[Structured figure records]
==*==
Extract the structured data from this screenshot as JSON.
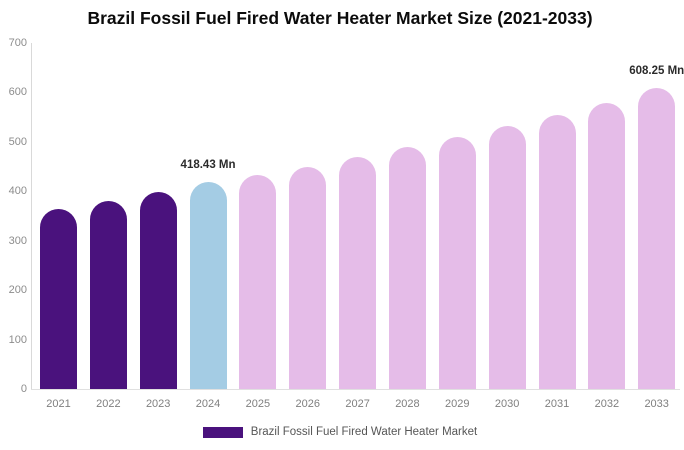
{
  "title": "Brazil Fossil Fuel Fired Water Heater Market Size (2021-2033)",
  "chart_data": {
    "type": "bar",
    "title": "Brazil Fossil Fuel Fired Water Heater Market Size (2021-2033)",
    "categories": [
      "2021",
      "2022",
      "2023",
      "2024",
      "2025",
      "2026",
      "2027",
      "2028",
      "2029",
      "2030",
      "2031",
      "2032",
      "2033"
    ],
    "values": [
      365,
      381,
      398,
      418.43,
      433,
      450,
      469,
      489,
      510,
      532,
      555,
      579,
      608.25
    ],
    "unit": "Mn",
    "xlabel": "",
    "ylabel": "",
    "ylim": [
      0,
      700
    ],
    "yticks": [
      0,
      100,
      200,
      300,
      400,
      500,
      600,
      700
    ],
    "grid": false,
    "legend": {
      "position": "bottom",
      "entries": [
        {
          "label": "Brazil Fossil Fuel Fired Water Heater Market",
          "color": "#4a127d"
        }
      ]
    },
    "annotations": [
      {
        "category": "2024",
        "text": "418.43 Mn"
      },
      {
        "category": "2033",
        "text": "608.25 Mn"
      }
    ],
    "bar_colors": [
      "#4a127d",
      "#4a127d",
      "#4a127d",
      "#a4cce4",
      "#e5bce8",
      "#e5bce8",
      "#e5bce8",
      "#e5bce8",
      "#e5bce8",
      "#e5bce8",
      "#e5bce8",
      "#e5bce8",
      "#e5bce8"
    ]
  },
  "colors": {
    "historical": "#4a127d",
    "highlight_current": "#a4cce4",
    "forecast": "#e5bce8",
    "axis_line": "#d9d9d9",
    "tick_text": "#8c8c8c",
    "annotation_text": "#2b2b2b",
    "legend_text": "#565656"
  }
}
==*==
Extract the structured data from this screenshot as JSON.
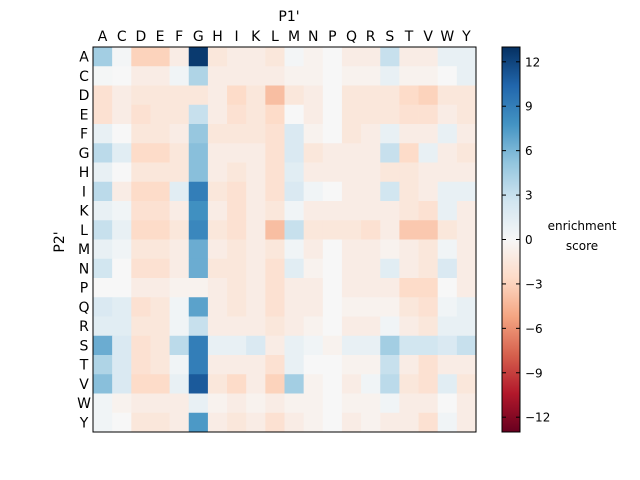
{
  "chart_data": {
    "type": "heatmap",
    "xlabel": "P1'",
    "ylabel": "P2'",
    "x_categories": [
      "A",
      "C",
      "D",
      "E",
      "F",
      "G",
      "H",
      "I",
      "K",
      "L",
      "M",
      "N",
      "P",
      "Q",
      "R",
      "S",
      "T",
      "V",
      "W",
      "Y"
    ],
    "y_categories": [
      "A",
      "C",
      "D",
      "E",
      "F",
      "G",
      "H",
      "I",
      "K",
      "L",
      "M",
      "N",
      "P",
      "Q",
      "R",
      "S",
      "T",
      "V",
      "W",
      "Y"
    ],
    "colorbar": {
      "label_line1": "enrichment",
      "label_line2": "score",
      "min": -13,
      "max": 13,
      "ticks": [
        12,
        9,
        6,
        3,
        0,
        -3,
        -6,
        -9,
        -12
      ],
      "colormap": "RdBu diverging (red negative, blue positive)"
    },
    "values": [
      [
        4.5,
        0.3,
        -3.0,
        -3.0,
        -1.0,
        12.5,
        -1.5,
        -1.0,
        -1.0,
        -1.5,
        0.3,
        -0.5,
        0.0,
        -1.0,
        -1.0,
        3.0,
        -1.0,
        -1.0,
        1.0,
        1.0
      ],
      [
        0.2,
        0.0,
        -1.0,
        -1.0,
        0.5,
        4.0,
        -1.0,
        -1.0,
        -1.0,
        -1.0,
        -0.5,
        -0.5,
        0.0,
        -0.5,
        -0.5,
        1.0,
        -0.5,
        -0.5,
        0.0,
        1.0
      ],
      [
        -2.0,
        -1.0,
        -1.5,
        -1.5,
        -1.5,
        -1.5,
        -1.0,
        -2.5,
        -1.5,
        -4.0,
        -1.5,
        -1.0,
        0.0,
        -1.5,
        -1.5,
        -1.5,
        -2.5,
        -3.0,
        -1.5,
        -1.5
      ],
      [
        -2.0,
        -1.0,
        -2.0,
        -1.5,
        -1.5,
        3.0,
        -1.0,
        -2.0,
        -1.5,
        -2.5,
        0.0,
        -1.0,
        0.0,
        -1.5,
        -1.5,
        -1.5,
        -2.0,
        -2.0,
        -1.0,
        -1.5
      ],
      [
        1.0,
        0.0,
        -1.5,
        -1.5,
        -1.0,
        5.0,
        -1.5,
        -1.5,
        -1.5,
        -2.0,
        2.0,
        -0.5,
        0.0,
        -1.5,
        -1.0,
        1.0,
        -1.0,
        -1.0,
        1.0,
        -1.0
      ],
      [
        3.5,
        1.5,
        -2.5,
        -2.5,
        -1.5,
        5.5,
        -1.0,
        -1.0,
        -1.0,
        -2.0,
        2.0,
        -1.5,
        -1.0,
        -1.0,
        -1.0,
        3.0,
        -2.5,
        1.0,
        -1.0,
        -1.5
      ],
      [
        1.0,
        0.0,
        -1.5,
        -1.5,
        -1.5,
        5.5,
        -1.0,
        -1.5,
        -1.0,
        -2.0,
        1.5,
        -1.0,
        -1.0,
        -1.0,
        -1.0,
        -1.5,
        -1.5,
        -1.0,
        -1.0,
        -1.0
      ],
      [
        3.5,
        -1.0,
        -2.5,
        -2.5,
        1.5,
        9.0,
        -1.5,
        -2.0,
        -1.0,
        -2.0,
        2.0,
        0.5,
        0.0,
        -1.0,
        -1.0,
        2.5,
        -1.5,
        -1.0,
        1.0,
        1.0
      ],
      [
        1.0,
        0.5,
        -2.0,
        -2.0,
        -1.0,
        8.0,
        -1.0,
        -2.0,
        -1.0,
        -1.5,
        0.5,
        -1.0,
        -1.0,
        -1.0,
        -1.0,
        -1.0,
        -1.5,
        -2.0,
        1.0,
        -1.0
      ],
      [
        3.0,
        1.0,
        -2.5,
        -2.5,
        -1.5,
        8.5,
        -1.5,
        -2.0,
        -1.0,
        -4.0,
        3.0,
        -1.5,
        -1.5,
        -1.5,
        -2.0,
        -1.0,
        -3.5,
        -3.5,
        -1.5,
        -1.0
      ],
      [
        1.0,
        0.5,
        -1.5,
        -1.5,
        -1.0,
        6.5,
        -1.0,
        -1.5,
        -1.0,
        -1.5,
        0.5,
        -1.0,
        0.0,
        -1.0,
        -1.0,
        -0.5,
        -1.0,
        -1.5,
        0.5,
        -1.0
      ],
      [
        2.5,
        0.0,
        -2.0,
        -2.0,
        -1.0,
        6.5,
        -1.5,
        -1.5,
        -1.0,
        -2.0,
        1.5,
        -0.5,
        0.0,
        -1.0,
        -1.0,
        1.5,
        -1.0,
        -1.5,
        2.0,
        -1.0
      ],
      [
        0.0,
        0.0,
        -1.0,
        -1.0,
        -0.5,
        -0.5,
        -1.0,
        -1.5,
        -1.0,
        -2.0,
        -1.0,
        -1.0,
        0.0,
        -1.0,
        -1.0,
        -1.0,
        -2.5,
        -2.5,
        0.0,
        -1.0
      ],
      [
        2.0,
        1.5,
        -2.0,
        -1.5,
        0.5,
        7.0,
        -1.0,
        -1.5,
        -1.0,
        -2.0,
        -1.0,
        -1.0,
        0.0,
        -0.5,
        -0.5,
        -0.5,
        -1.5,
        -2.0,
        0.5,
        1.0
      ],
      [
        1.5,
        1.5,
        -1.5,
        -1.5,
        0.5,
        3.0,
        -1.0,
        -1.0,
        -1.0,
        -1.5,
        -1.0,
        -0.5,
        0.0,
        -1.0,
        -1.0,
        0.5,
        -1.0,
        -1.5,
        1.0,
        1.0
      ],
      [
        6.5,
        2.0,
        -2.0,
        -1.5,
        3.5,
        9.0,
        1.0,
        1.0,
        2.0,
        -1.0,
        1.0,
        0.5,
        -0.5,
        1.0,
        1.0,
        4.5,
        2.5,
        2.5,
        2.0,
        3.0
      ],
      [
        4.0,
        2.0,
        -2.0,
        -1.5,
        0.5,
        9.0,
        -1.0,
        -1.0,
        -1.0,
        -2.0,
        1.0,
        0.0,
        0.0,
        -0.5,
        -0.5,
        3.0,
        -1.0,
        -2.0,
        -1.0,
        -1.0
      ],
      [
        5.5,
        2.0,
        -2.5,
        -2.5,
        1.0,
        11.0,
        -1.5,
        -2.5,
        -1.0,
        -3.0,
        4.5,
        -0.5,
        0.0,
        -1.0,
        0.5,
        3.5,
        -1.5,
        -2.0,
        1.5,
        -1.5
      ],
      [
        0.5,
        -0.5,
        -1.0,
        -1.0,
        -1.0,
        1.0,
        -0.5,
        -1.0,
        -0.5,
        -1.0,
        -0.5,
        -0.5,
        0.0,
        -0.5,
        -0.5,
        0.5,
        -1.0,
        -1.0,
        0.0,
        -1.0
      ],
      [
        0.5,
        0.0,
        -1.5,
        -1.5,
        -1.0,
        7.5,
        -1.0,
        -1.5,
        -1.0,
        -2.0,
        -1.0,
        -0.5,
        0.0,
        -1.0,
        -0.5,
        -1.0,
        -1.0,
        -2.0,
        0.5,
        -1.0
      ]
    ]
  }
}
==*==
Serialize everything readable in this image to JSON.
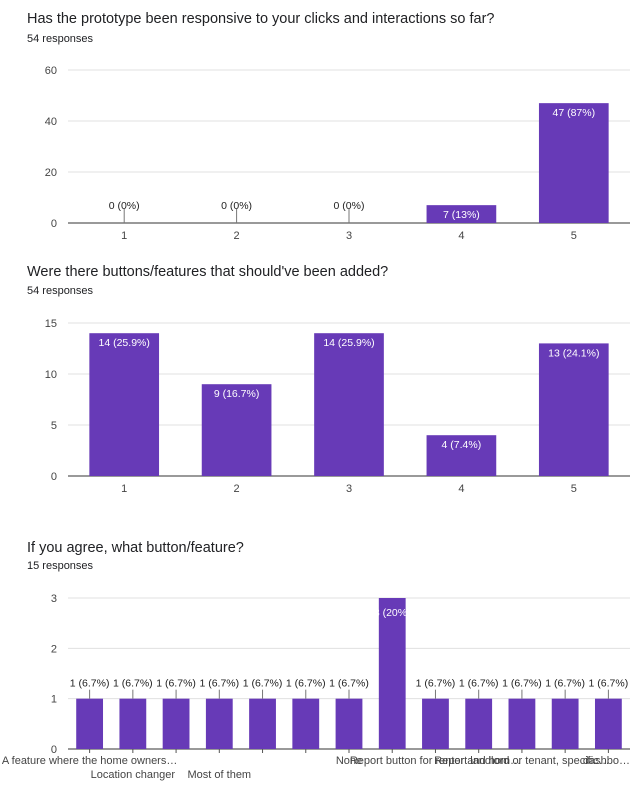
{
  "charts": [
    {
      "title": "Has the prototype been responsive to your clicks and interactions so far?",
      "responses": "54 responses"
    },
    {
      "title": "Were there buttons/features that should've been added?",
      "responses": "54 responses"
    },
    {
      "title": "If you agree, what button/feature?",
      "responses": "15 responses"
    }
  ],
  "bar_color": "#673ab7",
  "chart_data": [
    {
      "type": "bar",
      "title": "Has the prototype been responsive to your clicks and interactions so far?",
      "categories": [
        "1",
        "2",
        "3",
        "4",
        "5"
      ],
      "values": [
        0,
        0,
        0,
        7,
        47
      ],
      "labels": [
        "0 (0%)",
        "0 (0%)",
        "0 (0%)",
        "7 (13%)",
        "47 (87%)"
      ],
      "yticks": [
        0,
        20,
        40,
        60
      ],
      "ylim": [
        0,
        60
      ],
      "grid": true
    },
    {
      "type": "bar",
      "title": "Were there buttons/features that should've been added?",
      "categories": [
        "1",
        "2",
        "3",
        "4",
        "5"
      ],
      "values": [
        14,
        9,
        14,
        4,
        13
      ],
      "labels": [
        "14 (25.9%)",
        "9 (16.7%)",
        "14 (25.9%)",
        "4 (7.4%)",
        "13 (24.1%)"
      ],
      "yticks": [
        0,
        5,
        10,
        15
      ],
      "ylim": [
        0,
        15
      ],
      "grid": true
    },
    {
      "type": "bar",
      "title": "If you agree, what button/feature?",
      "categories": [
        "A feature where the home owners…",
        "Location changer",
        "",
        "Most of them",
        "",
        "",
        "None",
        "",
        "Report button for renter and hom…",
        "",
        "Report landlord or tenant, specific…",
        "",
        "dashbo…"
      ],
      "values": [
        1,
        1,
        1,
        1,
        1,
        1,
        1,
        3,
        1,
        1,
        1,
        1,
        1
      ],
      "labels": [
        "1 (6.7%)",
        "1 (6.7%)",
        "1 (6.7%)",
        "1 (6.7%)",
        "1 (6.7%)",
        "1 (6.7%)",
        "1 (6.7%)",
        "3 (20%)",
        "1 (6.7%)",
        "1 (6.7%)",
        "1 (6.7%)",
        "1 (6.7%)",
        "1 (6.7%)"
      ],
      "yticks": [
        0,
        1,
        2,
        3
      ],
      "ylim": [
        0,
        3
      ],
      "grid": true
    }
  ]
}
==*==
## What is needed
Copy out every line of the data that includes the word "Market".

## The response
  "title": "Brazil Fossil Fuel Fired Water Heater Market Size (2021-2033)",
    "title": "Brazil Fossil Fuel Fired Water Heater Market Size (2021-2033)",
          "label": "Brazil Fossil Fuel Fired Water Heater Market",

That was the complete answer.